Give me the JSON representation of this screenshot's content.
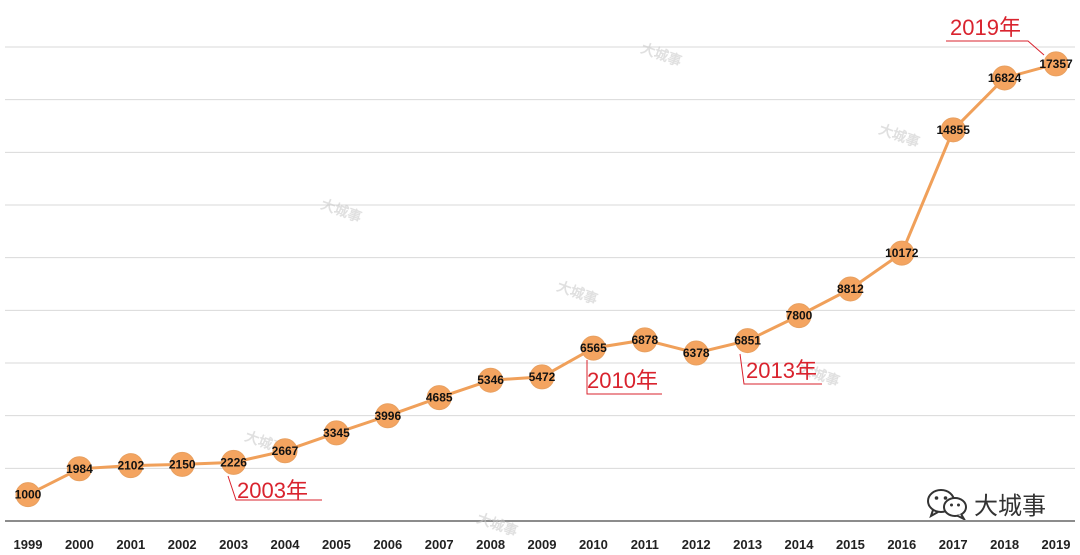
{
  "chart_data": {
    "type": "line",
    "title": "",
    "xlabel": "",
    "ylabel": "",
    "categories": [
      "1999",
      "2000",
      "2001",
      "2002",
      "2003",
      "2004",
      "2005",
      "2006",
      "2007",
      "2008",
      "2009",
      "2010",
      "2011",
      "2012",
      "2013",
      "2014",
      "2015",
      "2016",
      "2017",
      "2018",
      "2019"
    ],
    "series": [
      {
        "values": [
          1000,
          1984,
          2102,
          2150,
          2226,
          2667,
          3345,
          3996,
          4685,
          5346,
          5472,
          6565,
          6878,
          6378,
          6851,
          7800,
          8812,
          10172,
          14855,
          16824,
          17357
        ]
      }
    ],
    "ylim": [
      0,
      18000
    ],
    "grid": true,
    "legend": "none",
    "colors": {
      "line": "#f0a05a",
      "marker": "#f4a460",
      "annotation": "#d9232e"
    },
    "annotations": [
      {
        "text": "2003年",
        "category": "2003"
      },
      {
        "text": "2010年",
        "category": "2010"
      },
      {
        "text": "2013年",
        "category": "2013"
      },
      {
        "text": "2019年",
        "category": "2019"
      }
    ]
  },
  "watermark": {
    "text": "大城事"
  },
  "brand": {
    "name": "大城事",
    "icon": "wechat-icon"
  }
}
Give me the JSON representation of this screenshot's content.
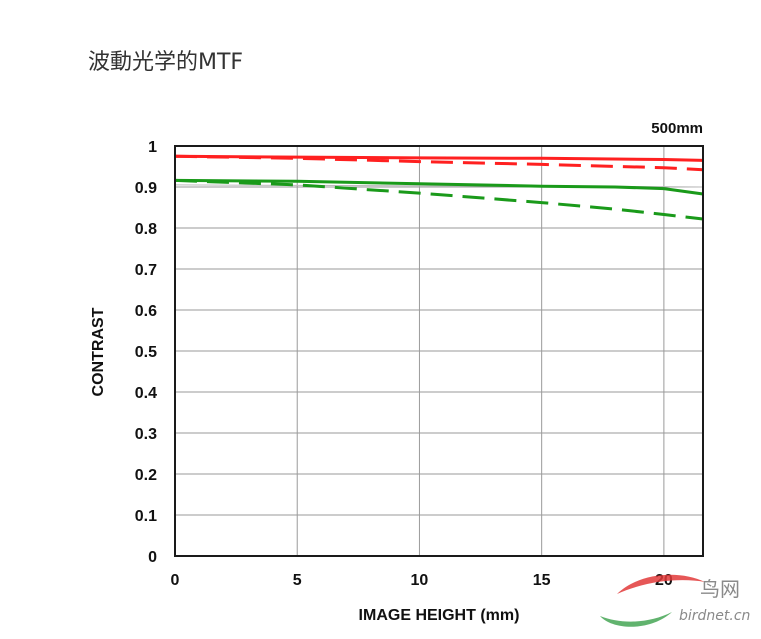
{
  "page": {
    "title": "波動光学的MTF"
  },
  "chart_data": {
    "type": "line",
    "title": "",
    "annotation": "500mm",
    "xlabel": "IMAGE HEIGHT (mm)",
    "ylabel": "CONTRAST",
    "xlim": [
      0,
      21.6
    ],
    "ylim": [
      0,
      1
    ],
    "x_ticks": [
      0,
      5,
      10,
      15,
      20
    ],
    "x_tick_labels": [
      "0",
      "5",
      "10",
      "15",
      "20"
    ],
    "y_ticks": [
      1,
      0.9,
      0.8,
      0.7,
      0.6,
      0.5,
      0.4,
      0.3,
      0.2,
      0.1,
      0
    ],
    "y_tick_labels": [
      "1",
      "0.9",
      "0.8",
      "0.7",
      "0.6",
      "0.5",
      "0.4",
      "0.3",
      "0.2",
      "0.1",
      "0"
    ],
    "grid": true,
    "legend": "none",
    "series": [
      {
        "color": "#ff2020",
        "dash": "solid",
        "x": [
          0,
          5,
          10,
          15,
          20,
          21.6
        ],
        "y": [
          0.975,
          0.973,
          0.971,
          0.97,
          0.967,
          0.965
        ]
      },
      {
        "color": "#ff2020",
        "dash": "dashed",
        "x": [
          0,
          5,
          10,
          15,
          20,
          21.6
        ],
        "y": [
          0.975,
          0.97,
          0.962,
          0.955,
          0.947,
          0.942
        ]
      },
      {
        "color": "#1a9a1a",
        "dash": "solid",
        "x": [
          0,
          5,
          10,
          15,
          18,
          20,
          21.6
        ],
        "y": [
          0.916,
          0.914,
          0.908,
          0.902,
          0.9,
          0.896,
          0.883
        ]
      },
      {
        "color": "#1a9a1a",
        "dash": "dashed",
        "x": [
          0,
          5,
          10,
          15,
          18,
          20,
          21.6
        ],
        "y": [
          0.916,
          0.905,
          0.885,
          0.862,
          0.846,
          0.833,
          0.822
        ]
      },
      {
        "color": "#bbbbbb",
        "dash": "solid",
        "x": [
          0,
          5,
          10,
          15,
          20,
          21.6
        ],
        "y": [
          0.905,
          0.904,
          0.903,
          0.902,
          0.901,
          0.9
        ]
      }
    ]
  },
  "watermark": {
    "name": "鸟网",
    "site": "birdnet.cn"
  }
}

BRIEF
Your task is an exact transcription of all the data, minus the pictures.

FULL RESPONSE
Give me the JSON representation of this screenshot's content.
{
  "chart_data": {
    "type": "line",
    "title": "",
    "xlabel": "",
    "ylabel": "",
    "categories": [
      "1999",
      "2000",
      "2001",
      "2002",
      "2003",
      "2004",
      "2005",
      "2006",
      "2007",
      "2008",
      "2009",
      "2010",
      "2011",
      "2012",
      "2013",
      "2014",
      "2015",
      "2016",
      "2017",
      "2018",
      "2019"
    ],
    "series": [
      {
        "values": [
          1000,
          1984,
          2102,
          2150,
          2226,
          2667,
          3345,
          3996,
          4685,
          5346,
          5472,
          6565,
          6878,
          6378,
          6851,
          7800,
          8812,
          10172,
          14855,
          16824,
          17357
        ]
      }
    ],
    "ylim": [
      0,
      18000
    ],
    "grid": true,
    "legend": "none",
    "colors": {
      "line": "#f0a05a",
      "marker": "#f4a460",
      "annotation": "#d9232e"
    },
    "annotations": [
      {
        "text": "2003年",
        "category": "2003"
      },
      {
        "text": "2010年",
        "category": "2010"
      },
      {
        "text": "2013年",
        "category": "2013"
      },
      {
        "text": "2019年",
        "category": "2019"
      }
    ]
  },
  "watermark": {
    "text": "大城事"
  },
  "brand": {
    "name": "大城事",
    "icon": "wechat-icon"
  }
}
Give me the JSON representation of this screenshot's content.
{
  "page": {
    "title": "波動光学的MTF"
  },
  "chart_data": {
    "type": "line",
    "title": "",
    "annotation": "500mm",
    "xlabel": "IMAGE HEIGHT (mm)",
    "ylabel": "CONTRAST",
    "xlim": [
      0,
      21.6
    ],
    "ylim": [
      0,
      1
    ],
    "x_ticks": [
      0,
      5,
      10,
      15,
      20
    ],
    "x_tick_labels": [
      "0",
      "5",
      "10",
      "15",
      "20"
    ],
    "y_ticks": [
      1,
      0.9,
      0.8,
      0.7,
      0.6,
      0.5,
      0.4,
      0.3,
      0.2,
      0.1,
      0
    ],
    "y_tick_labels": [
      "1",
      "0.9",
      "0.8",
      "0.7",
      "0.6",
      "0.5",
      "0.4",
      "0.3",
      "0.2",
      "0.1",
      "0"
    ],
    "grid": true,
    "legend": "none",
    "series": [
      {
        "color": "#ff2020",
        "dash": "solid",
        "x": [
          0,
          5,
          10,
          15,
          20,
          21.6
        ],
        "y": [
          0.975,
          0.973,
          0.971,
          0.97,
          0.967,
          0.965
        ]
      },
      {
        "color": "#ff2020",
        "dash": "dashed",
        "x": [
          0,
          5,
          10,
          15,
          20,
          21.6
        ],
        "y": [
          0.975,
          0.97,
          0.962,
          0.955,
          0.947,
          0.942
        ]
      },
      {
        "color": "#1a9a1a",
        "dash": "solid",
        "x": [
          0,
          5,
          10,
          15,
          18,
          20,
          21.6
        ],
        "y": [
          0.916,
          0.914,
          0.908,
          0.902,
          0.9,
          0.896,
          0.883
        ]
      },
      {
        "color": "#1a9a1a",
        "dash": "dashed",
        "x": [
          0,
          5,
          10,
          15,
          18,
          20,
          21.6
        ],
        "y": [
          0.916,
          0.905,
          0.885,
          0.862,
          0.846,
          0.833,
          0.822
        ]
      },
      {
        "color": "#bbbbbb",
        "dash": "solid",
        "x": [
          0,
          5,
          10,
          15,
          20,
          21.6
        ],
        "y": [
          0.905,
          0.904,
          0.903,
          0.902,
          0.901,
          0.9
        ]
      }
    ]
  },
  "watermark": {
    "name": "鸟网",
    "site": "birdnet.cn"
  }
}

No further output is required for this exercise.